* **Required task**
Below are the records; reproduce all of them exactly but without any images.

Data entries
+++++
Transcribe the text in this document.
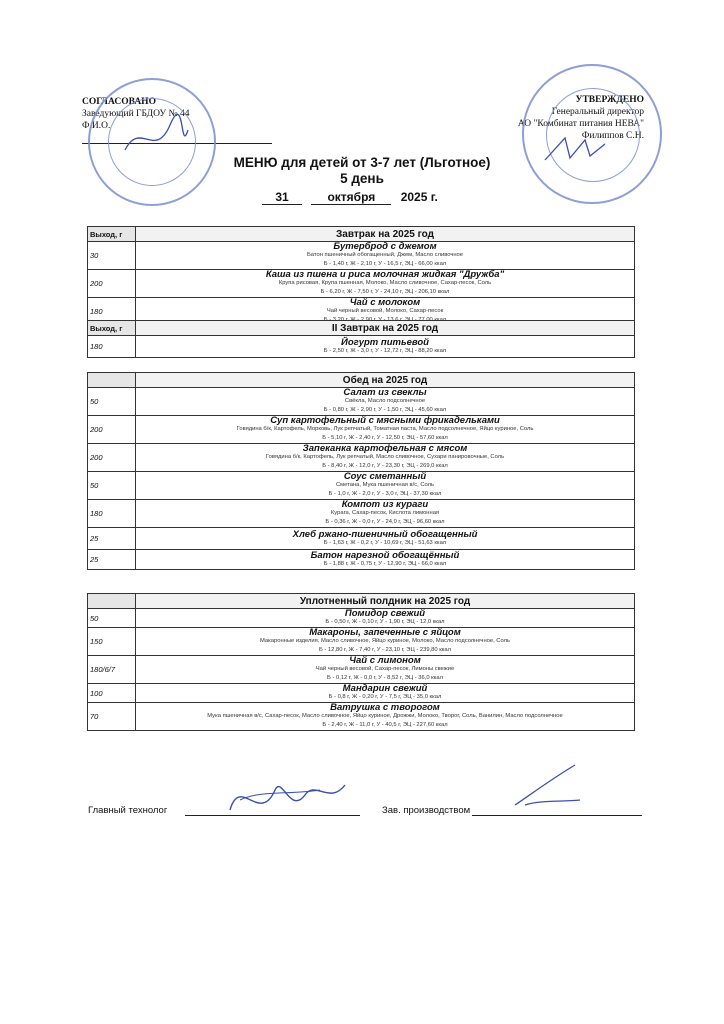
СОГЛАСОВАНО
Заведующий ГБДОУ № 44
Ф.И.О.
УТВЕРЖДЕНО
Генеральный директор
АО "Комбинат питания НЕВА"
Филиппов С.Н.
МЕНЮ для детей от 3-7 лет (Льготное)
5 день
31	октября 2025 г.
Выход, г	Завтрак на 2025 год
30	Бутерброд с джемом
Батон пшеничный обогащенный, Джем, Масло сливочное
Б - 1,40 г, Ж - 2,10 г, У - 16,5 г, ЭЦ - 66,00 ккал

200	Каша из пшена и риса молочная жидкая "Дружба"
Крупа рисовая, Крупа пшенная, Молоко, Масло сливочное, Сахар-песок, Соль
Б - 6,20 г, Ж - 7,50 г, У - 24,10 г, ЭЦ - 206,10 ккал

180	Чай с молоком
Чай черный весовой, Молоко, Сахар-песок
Выход, г	II Завтрак на 2025 год
180	Йогурт питьевой
Б - 2,50 г, Ж - 3,0 г, У - 12,72 г, ЭЦ - 88,20 ккал
	Обед на 2025 год
50	Салат из свеклы
Свёкла, Масло подсолнечное
Б - 0,80 г, Ж - 2,90 г, У - 1,50 г, ЭЦ - 45,60 ккал

200	Суп картофельный с мясными фрикадельками
Говядина б/к, Картофель, Морковь, Лук репчатый, Томатная паста, Масло подсолнечное, Яйцо куриное, Соль
Б - 5,10 г, Ж - 2,40 г, У - 12,50 г, ЭЦ - 57,60 ккал

200	Запеканка картофельная с мясом
Говядина б/к, Картофель, Лук репчатый, Масло сливочное, Сухари панировочные, Соль
Б - 8,40 г, Ж - 12,0 г, У - 23,30 г, ЭЦ - 269,0 ккал

50	Соус сметанный
Сметана, Мука пшеничная в/с, Соль
Б - 1,0 г, Ж - 2,0 г, У - 3,0 г, ЭЦ - 37,30 ккал

180	Компот из кураги
Курага, Сахар-песок, Кислота лимонная
Б - 0,36 г, Ж - 0,0 г, У - 24,0 г, ЭЦ - 96,60 ккал

25	Хлеб ржано-пшеничный обогащенный
Б - 1,63 г, Ж - 0,2 г, У - 10,69 г, ЭЦ - 51,63 ккал

25	Батон нарезной обогащённый
Б - 1,88 г, Ж - 0,75 г, У - 12,90 г, ЭЦ - 66,0 ккал
	Уплотненный полдник на 2025 год
50	Помидор свежий
Б - 0,50 г, Ж - 0,10 г, У - 1,90 г, ЭЦ - 12,0 ккал

150	Макароны, запеченные с яйцом
Макаронные изделия, Масло сливочное, Яйцо куриное, Молоко, Масло подсолнечное, Соль
Б - 12,80 г, Ж - 7,40 г, У - 23,10 г, ЭЦ - 239,80 ккал

180/6/7	Чай с лимоном
Чай черный весовой, Сахар-песок, Лимоны свежие
Б - 0,12 г, Ж - 0,0 г, У - 8,52 г, ЭЦ - 36,0 ккал

100	Мандарин свежий
Б - 0,8 г, Ж - 0,20 г, У - 7,5 г, ЭЦ - 35,0 ккал

70	Ватрушка с творогом
Мука пшеничная в/с, Сахар-песок, Масло сливочное, Яйцо куриное, Дрожжи, Молоко, Творог, Соль, Ванилин, Масло подсолнечное
Б - 2,40 г, Ж - 11,0 г, У - 40,5 г, ЭЦ - 227,60 ккал
Главный технолог	Зав. производством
+++++
* **Solution to this task**
Transcribe the text in this document.
СОГЛАСОВАНО
Заведующий ГБДОУ № 44
Ф.И.О.
УТВЕРЖДЕНО
Генеральный директор
АО "Комбинат питания НЕВА"
Филиппов С.Н.
МЕНЮ для детей от 3-7 лет (Льготное)
5 день
31	октября 2025 г.
Выход, г	Завтрак на 2025 год
30	Бутерброд с джемом
Батон пшеничный обогащенный, Джем, Масло сливочное
Б - 1,40 г, Ж - 2,10 г, У - 16,5 г, ЭЦ - 66,00 ккал

200	Каша из пшена и риса молочная жидкая "Дружба"
Крупа рисовая, Крупа пшенная, Молоко, Масло сливочное, Сахар-песок, Соль
Б - 6,20 г, Ж - 7,50 г, У - 24,10 г, ЭЦ - 206,10 ккал

180	Чай с молоком
Чай черный весовой, Молоко, Сахар-песок
Выход, г	II Завтрак на 2025 год
180	Йогурт питьевой
Б - 2,50 г, Ж - 3,0 г, У - 12,72 г, ЭЦ - 88,20 ккал
	Обед на 2025 год
50	Салат из свеклы
Свёкла, Масло подсолнечное
Б - 0,80 г, Ж - 2,90 г, У - 1,50 г, ЭЦ - 45,60 ккал

200	Суп картофельный с мясными фрикадельками
Говядина б/к, Картофель, Морковь, Лук репчатый, Томатная паста, Масло подсолнечное, Яйцо куриное, Соль
Б - 5,10 г, Ж - 2,40 г, У - 12,50 г, ЭЦ - 57,60 ккал

200	Запеканка картофельная с мясом
Говядина б/к, Картофель, Лук репчатый, Масло сливочное, Сухари панировочные, Соль
Б - 8,40 г, Ж - 12,0 г, У - 23,30 г, ЭЦ - 269,0 ккал

50	Соус сметанный
Сметана, Мука пшеничная в/с, Соль
Б - 1,0 г, Ж - 2,0 г, У - 3,0 г, ЭЦ - 37,30 ккал

180	Компот из кураги
Курага, Сахар-песок, Кислота лимонная
Б - 0,36 г, Ж - 0,0 г, У - 24,0 г, ЭЦ - 96,60 ккал

25	Хлеб ржано-пшеничный обогащенный
Б - 1,63 г, Ж - 0,2 г, У - 10,69 г, ЭЦ - 51,63 ккал

25	Батон нарезной обогащённый
Б - 1,88 г, Ж - 0,75 г, У - 12,90 г, ЭЦ - 66,0 ккал
	Уплотненный полдник на 2025 год
50	Помидор свежий
Б - 0,50 г, Ж - 0,10 г, У - 1,90 г, ЭЦ - 12,0 ккал

150	Макароны, запеченные с яйцом
Макаронные изделия, Масло сливочное, Яйцо куриное, Молоко, Масло подсолнечное, Соль
Б - 12,80 г, Ж - 7,40 г, У - 23,10 г, ЭЦ - 239,80 ккал

180/6/7	Чай с лимоном
Чай черный весовой, Сахар-песок, Лимоны свежие
Б - 0,12 г, Ж - 0,0 г, У - 8,52 г, ЭЦ - 36,0 ккал

100	Мандарин свежий
Б - 0,8 г, Ж - 0,20 г, У - 7,5 г, ЭЦ - 35,0 ккал

70	Ватрушка с творогом
Мука пшеничная в/с, Сахар-песок, Масло сливочное, Яйцо куриное, Дрожжи, Молоко, Творог, Соль, Ванилин, Масло подсолнечное
Б - 2,40 г, Ж - 11,0 г, У - 40,5 г, ЭЦ - 227,60 ккал
Главный технолог	Зав. производством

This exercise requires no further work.